§ Aim
Write out the full set of records exactly. Any pictures in them do not belong in the copy.

START

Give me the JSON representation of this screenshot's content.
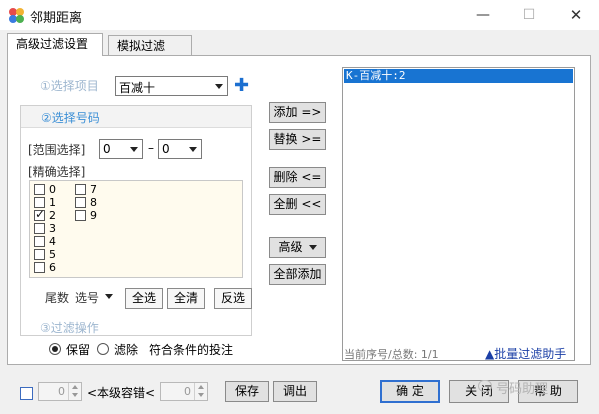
{
  "window": {
    "title": "邻期距离",
    "min_glyph": "—",
    "max_glyph": "☐",
    "close_glyph": "✕"
  },
  "tabs": [
    {
      "label": "高级过滤设置",
      "active": true
    },
    {
      "label": "模拟过滤",
      "active": false
    }
  ],
  "step1": {
    "label": "①选择项目",
    "selected": "百减十",
    "add_icon": "plus-icon",
    "add_glyph": "✚"
  },
  "step2": {
    "label": "②选择号码",
    "range_label": "[范围选择]",
    "range_from": "0",
    "range_sep": "–",
    "range_to": "0",
    "precise_label": "[精确选择]",
    "numbers_col1": [
      {
        "text": "0",
        "checked": false
      },
      {
        "text": "1",
        "checked": false
      },
      {
        "text": "2",
        "checked": true
      },
      {
        "text": "3",
        "checked": false
      },
      {
        "text": "4",
        "checked": false
      },
      {
        "text": "5",
        "checked": false
      },
      {
        "text": "6",
        "checked": false
      }
    ],
    "numbers_col2": [
      {
        "text": "7",
        "checked": false
      },
      {
        "text": "8",
        "checked": false
      },
      {
        "text": "9",
        "checked": false
      }
    ],
    "tail_label": "尾数",
    "pick_label": "选号",
    "select_all": "全选",
    "clear_all": "全清",
    "invert": "反选"
  },
  "actions": {
    "add": "添加 =>",
    "replace": "替换 >=",
    "delete": "删除 <=",
    "delete_all": "全删 <<",
    "advanced": "高级",
    "add_all": "全部添加"
  },
  "result": {
    "items": [
      "K-百减十:2"
    ],
    "status": "当前序号/总数: 1/1",
    "helper": "▲批量过滤助手"
  },
  "step3": {
    "label": "③过滤操作",
    "keep": "保留",
    "drop": "滤除",
    "keep_selected": true,
    "suffix": "符合条件的投注"
  },
  "footer": {
    "tolerance_min": "0",
    "tolerance_label": "<本级容错<",
    "tolerance_max": "0",
    "save": "保存",
    "load": "调出",
    "ok": "确 定",
    "close": "关 闭",
    "help": "帮 助"
  },
  "watermark": "号码助理",
  "colors": {
    "accent": "#1874d2",
    "step": "#3b8fd6",
    "list_bg": "#fffbee"
  }
}
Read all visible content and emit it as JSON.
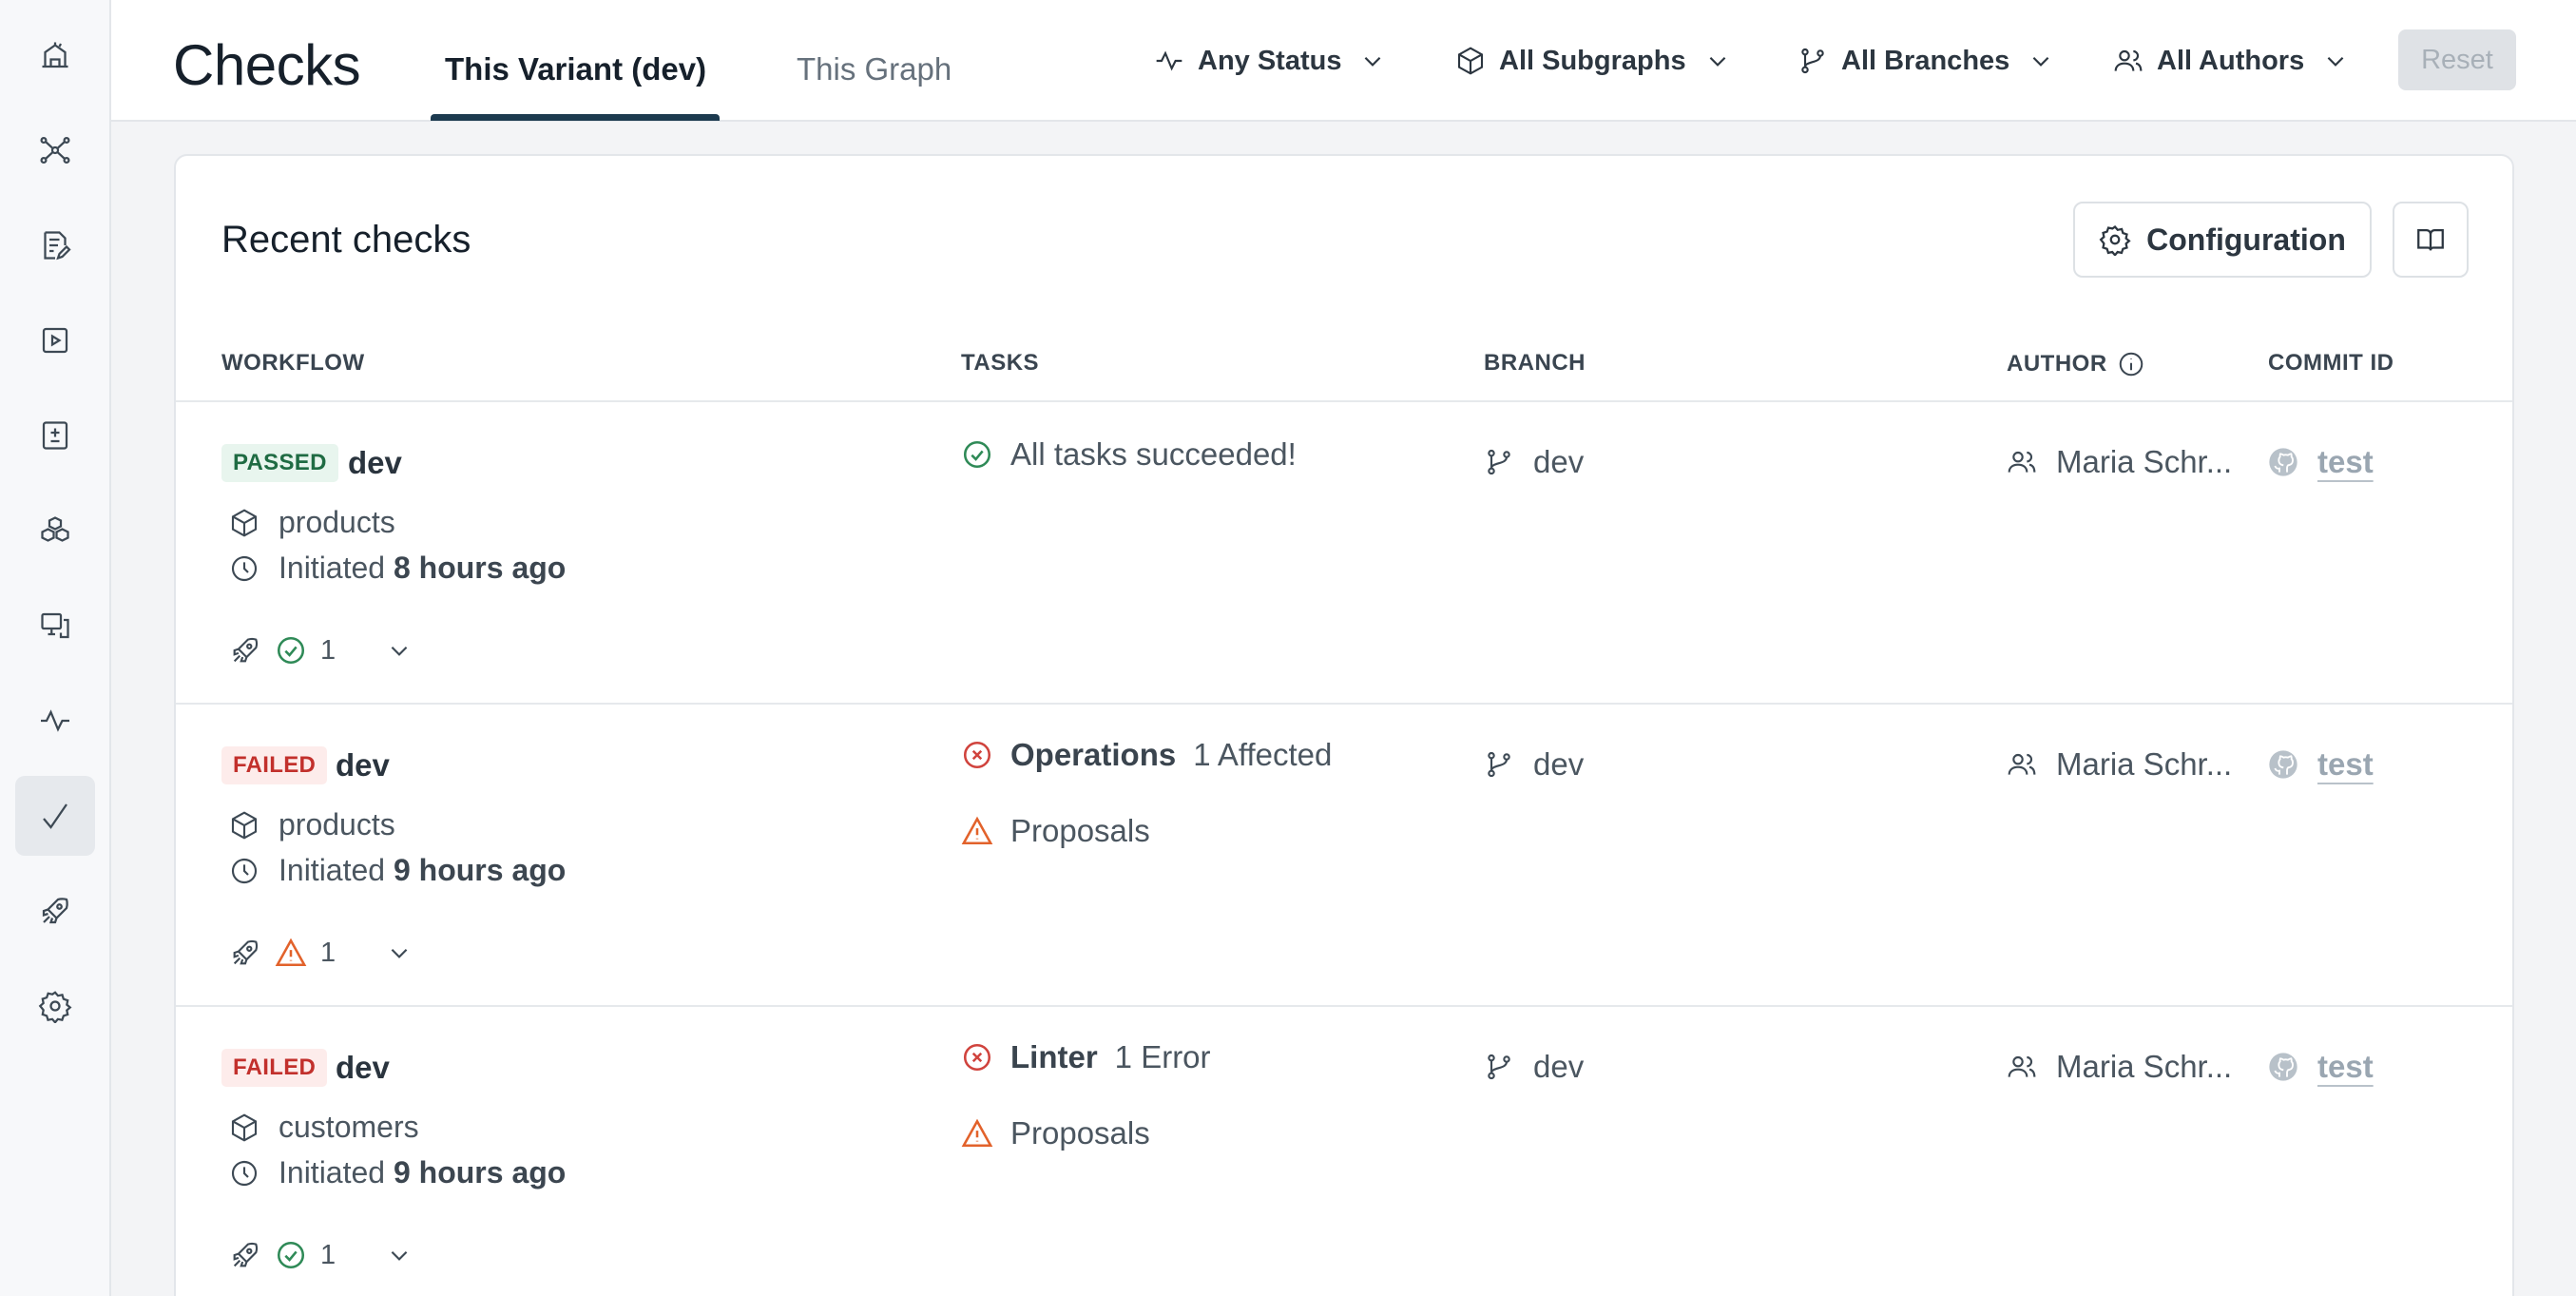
{
  "header": {
    "title": "Checks",
    "tabs": [
      {
        "label": "This Variant (dev)",
        "active": true
      },
      {
        "label": "This Graph",
        "active": false
      }
    ],
    "filters": [
      {
        "label": "Any Status",
        "icon": "pulse-icon"
      },
      {
        "label": "All Subgraphs",
        "icon": "box-icon"
      },
      {
        "label": "All Branches",
        "icon": "branch-icon"
      },
      {
        "label": "All Authors",
        "icon": "users-icon"
      }
    ],
    "reset_label": "Reset"
  },
  "sidebar": {
    "items": [
      {
        "icon": "home-icon",
        "active": false
      },
      {
        "icon": "graph-icon",
        "active": false
      },
      {
        "icon": "schema-edit-icon",
        "active": false
      },
      {
        "icon": "explorer-play-icon",
        "active": false
      },
      {
        "icon": "changelog-icon",
        "active": false
      },
      {
        "icon": "subgraphs-icon",
        "active": false
      },
      {
        "icon": "clients-icon",
        "active": false
      },
      {
        "icon": "insights-icon",
        "active": false
      },
      {
        "icon": "checks-icon",
        "active": true
      },
      {
        "icon": "launches-icon",
        "active": false
      },
      {
        "icon": "settings-icon",
        "active": false
      }
    ]
  },
  "main": {
    "card_title": "Recent checks",
    "configuration_label": "Configuration",
    "columns": {
      "workflow": "WORKFLOW",
      "tasks": "TASKS",
      "branch": "BRANCH",
      "author": "AUTHOR",
      "commit": "COMMIT ID"
    },
    "rows": [
      {
        "status": "PASSED",
        "variant": "dev",
        "subgraph": "products",
        "initiated_prefix": "Initiated",
        "initiated_time": "8 hours ago",
        "summary_count": "1",
        "summary_status": "success",
        "tasks": [
          {
            "type": "success",
            "label": "All tasks succeeded!",
            "detail": ""
          }
        ],
        "branch": "dev",
        "author": "Maria Schr...",
        "commit": "test"
      },
      {
        "status": "FAILED",
        "variant": "dev",
        "subgraph": "products",
        "initiated_prefix": "Initiated",
        "initiated_time": "9 hours ago",
        "summary_count": "1",
        "summary_status": "warning",
        "tasks": [
          {
            "type": "error",
            "label": "Operations",
            "detail": "1 Affected"
          },
          {
            "type": "warning",
            "label": "Proposals",
            "detail": ""
          }
        ],
        "branch": "dev",
        "author": "Maria Schr...",
        "commit": "test"
      },
      {
        "status": "FAILED",
        "variant": "dev",
        "subgraph": "customers",
        "initiated_prefix": "Initiated",
        "initiated_time": "9 hours ago",
        "summary_count": "1",
        "summary_status": "success",
        "tasks": [
          {
            "type": "error",
            "label": "Linter",
            "detail": "1 Error"
          },
          {
            "type": "warning",
            "label": "Proposals",
            "detail": ""
          }
        ],
        "branch": "dev",
        "author": "Maria Schr...",
        "commit": "test"
      }
    ]
  },
  "colors": {
    "passed_text": "#1f6b43",
    "passed_bg": "#e8f5ee",
    "failed_text": "#c2302c",
    "failed_bg": "#fdeceb",
    "success_icon": "#2f8a57",
    "error_icon": "#d0433d",
    "warning_icon": "#e2622b",
    "tab_underline": "#1c3a4f"
  }
}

END

§ Task result
Give me the JSON representation of this screenshot's content.
{
  "window": {
    "title": "邻期距离",
    "min_glyph": "—",
    "max_glyph": "☐",
    "close_glyph": "✕"
  },
  "tabs": [
    {
      "label": "高级过滤设置",
      "active": true
    },
    {
      "label": "模拟过滤",
      "active": false
    }
  ],
  "step1": {
    "label": "①选择项目",
    "selected": "百减十",
    "add_icon": "plus-icon",
    "add_glyph": "✚"
  },
  "step2": {
    "label": "②选择号码",
    "range_label": "[范围选择]",
    "range_from": "0",
    "range_sep": "–",
    "range_to": "0",
    "precise_label": "[精确选择]",
    "numbers_col1": [
      {
        "text": "0",
        "checked": false
      },
      {
        "text": "1",
        "checked": false
      },
      {
        "text": "2",
        "checked": true
      },
      {
        "text": "3",
        "checked": false
      },
      {
        "text": "4",
        "checked": false
      },
      {
        "text": "5",
        "checked": false
      },
      {
        "text": "6",
        "checked": false
      }
    ],
    "numbers_col2": [
      {
        "text": "7",
        "checked": false
      },
      {
        "text": "8",
        "checked": false
      },
      {
        "text": "9",
        "checked": false
      }
    ],
    "tail_label": "尾数",
    "pick_label": "选号",
    "select_all": "全选",
    "clear_all": "全清",
    "invert": "反选"
  },
  "actions": {
    "add": "添加 =>",
    "replace": "替换 >=",
    "delete": "删除 <=",
    "delete_all": "全删 <<",
    "advanced": "高级",
    "add_all": "全部添加"
  },
  "result": {
    "items": [
      "K-百减十:2"
    ],
    "status": "当前序号/总数: 1/1",
    "helper": "▲批量过滤助手"
  },
  "step3": {
    "label": "③过滤操作",
    "keep": "保留",
    "drop": "滤除",
    "keep_selected": true,
    "suffix": "符合条件的投注"
  },
  "footer": {
    "tolerance_min": "0",
    "tolerance_label": "<本级容错<",
    "tolerance_max": "0",
    "save": "保存",
    "load": "调出",
    "ok": "确 定",
    "close": "关 闭",
    "help": "帮 助"
  },
  "watermark": "号码助理",
  "colors": {
    "accent": "#1874d2",
    "step": "#3b8fd6",
    "list_bg": "#fffbee"
  }
}
Read all visible content and emit it as JSON.
{
  "header": {
    "title": "Checks",
    "tabs": [
      {
        "label": "This Variant (dev)",
        "active": true
      },
      {
        "label": "This Graph",
        "active": false
      }
    ],
    "filters": [
      {
        "label": "Any Status",
        "icon": "pulse-icon"
      },
      {
        "label": "All Subgraphs",
        "icon": "box-icon"
      },
      {
        "label": "All Branches",
        "icon": "branch-icon"
      },
      {
        "label": "All Authors",
        "icon": "users-icon"
      }
    ],
    "reset_label": "Reset"
  },
  "sidebar": {
    "items": [
      {
        "icon": "home-icon",
        "active": false
      },
      {
        "icon": "graph-icon",
        "active": false
      },
      {
        "icon": "schema-edit-icon",
        "active": false
      },
      {
        "icon": "explorer-play-icon",
        "active": false
      },
      {
        "icon": "changelog-icon",
        "active": false
      },
      {
        "icon": "subgraphs-icon",
        "active": false
      },
      {
        "icon": "clients-icon",
        "active": false
      },
      {
        "icon": "insights-icon",
        "active": false
      },
      {
        "icon": "checks-icon",
        "active": true
      },
      {
        "icon": "launches-icon",
        "active": false
      },
      {
        "icon": "settings-icon",
        "active": false
      }
    ]
  },
  "main": {
    "card_title": "Recent checks",
    "configuration_label": "Configuration",
    "columns": {
      "workflow": "WORKFLOW",
      "tasks": "TASKS",
      "branch": "BRANCH",
      "author": "AUTHOR",
      "commit": "COMMIT ID"
    },
    "rows": [
      {
        "status": "PASSED",
        "variant": "dev",
        "subgraph": "products",
        "initiated_prefix": "Initiated",
        "initiated_time": "8 hours ago",
        "summary_count": "1",
        "summary_status": "success",
        "tasks": [
          {
            "type": "success",
            "label": "All tasks succeeded!",
            "detail": ""
          }
        ],
        "branch": "dev",
        "author": "Maria Schr...",
        "commit": "test"
      },
      {
        "status": "FAILED",
        "variant": "dev",
        "subgraph": "products",
        "initiated_prefix": "Initiated",
        "initiated_time": "9 hours ago",
        "summary_count": "1",
        "summary_status": "warning",
        "tasks": [
          {
            "type": "error",
            "label": "Operations",
            "detail": "1 Affected"
          },
          {
            "type": "warning",
            "label": "Proposals",
            "detail": ""
          }
        ],
        "branch": "dev",
        "author": "Maria Schr...",
        "commit": "test"
      },
      {
        "status": "FAILED",
        "variant": "dev",
        "subgraph": "customers",
        "initiated_prefix": "Initiated",
        "initiated_time": "9 hours ago",
        "summary_count": "1",
        "summary_status": "success",
        "tasks": [
          {
            "type": "error",
            "label": "Linter",
            "detail": "1 Error"
          },
          {
            "type": "warning",
            "label": "Proposals",
            "detail": ""
          }
        ],
        "branch": "dev",
        "author": "Maria Schr...",
        "commit": "test"
      }
    ]
  },
  "colors": {
    "passed_text": "#1f6b43",
    "passed_bg": "#e8f5ee",
    "failed_text": "#c2302c",
    "failed_bg": "#fdeceb",
    "success_icon": "#2f8a57",
    "error_icon": "#d0433d",
    "warning_icon": "#e2622b",
    "tab_underline": "#1c3a4f"
  }
}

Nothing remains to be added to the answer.